## WORK ORDER
Which lines of the entries below include "clinical"? List them all.

## PROVIDED RECORDS

________________________________________

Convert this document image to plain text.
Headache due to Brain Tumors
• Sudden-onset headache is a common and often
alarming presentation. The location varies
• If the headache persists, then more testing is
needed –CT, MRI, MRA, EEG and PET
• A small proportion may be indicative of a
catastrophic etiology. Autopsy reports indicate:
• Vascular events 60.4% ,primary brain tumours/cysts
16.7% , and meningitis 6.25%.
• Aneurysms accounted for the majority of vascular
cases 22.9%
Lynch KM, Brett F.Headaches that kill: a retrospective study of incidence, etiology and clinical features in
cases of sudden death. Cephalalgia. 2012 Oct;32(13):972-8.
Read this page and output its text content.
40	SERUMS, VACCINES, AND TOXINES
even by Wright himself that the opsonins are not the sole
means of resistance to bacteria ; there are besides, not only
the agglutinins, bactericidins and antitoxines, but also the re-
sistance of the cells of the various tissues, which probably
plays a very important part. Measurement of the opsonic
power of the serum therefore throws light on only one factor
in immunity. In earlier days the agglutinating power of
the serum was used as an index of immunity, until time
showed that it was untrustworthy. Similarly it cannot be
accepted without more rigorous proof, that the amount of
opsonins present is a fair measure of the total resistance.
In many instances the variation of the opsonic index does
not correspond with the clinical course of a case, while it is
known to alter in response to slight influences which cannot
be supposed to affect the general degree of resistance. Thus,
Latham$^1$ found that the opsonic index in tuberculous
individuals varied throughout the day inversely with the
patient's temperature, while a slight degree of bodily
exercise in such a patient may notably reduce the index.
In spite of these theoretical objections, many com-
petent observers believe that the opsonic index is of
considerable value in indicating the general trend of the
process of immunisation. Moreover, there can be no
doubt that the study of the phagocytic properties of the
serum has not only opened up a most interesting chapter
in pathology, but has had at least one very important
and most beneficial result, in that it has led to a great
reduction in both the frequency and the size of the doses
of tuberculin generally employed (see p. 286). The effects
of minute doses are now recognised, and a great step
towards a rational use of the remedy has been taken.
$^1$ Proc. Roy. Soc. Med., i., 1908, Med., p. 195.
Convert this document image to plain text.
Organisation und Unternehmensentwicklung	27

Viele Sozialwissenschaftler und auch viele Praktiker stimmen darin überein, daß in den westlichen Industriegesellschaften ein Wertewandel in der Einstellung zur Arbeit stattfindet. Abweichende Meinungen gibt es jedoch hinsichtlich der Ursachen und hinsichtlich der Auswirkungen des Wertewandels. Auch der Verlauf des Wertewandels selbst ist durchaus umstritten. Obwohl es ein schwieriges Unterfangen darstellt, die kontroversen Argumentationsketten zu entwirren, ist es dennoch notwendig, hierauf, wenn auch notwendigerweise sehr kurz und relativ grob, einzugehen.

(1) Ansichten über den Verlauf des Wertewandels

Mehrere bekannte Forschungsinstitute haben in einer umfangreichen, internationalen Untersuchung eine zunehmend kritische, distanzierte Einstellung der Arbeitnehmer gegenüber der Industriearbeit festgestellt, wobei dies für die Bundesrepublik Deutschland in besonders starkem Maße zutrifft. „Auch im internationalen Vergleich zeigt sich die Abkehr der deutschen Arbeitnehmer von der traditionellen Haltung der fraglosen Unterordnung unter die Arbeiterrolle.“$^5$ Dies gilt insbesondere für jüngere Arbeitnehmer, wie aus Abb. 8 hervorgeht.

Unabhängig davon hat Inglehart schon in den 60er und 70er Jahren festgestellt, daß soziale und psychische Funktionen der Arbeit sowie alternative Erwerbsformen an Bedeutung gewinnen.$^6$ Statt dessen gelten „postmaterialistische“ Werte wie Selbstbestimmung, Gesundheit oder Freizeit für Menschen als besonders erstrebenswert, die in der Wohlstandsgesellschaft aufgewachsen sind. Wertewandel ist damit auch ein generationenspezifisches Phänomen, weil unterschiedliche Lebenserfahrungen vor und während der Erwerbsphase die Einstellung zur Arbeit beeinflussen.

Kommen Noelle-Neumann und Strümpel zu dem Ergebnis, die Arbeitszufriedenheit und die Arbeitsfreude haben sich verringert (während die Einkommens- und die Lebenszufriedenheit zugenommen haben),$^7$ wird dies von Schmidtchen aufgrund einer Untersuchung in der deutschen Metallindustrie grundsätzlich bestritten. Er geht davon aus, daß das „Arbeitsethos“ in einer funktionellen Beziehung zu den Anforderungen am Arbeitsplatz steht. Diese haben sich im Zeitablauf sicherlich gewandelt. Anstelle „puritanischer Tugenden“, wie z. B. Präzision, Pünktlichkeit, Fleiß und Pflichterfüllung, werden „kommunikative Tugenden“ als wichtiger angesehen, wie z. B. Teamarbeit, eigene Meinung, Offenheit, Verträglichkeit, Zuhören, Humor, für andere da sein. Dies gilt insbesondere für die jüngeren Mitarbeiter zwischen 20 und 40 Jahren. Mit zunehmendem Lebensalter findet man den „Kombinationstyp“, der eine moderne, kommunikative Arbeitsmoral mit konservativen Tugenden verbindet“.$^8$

________________________________________

## WRITTEN REPLY
Lynch KM, Brett F.Headaches that kill: a retrospective study of incidence, etiology and clinical features in
not correspond with the clinical course of a case, while it is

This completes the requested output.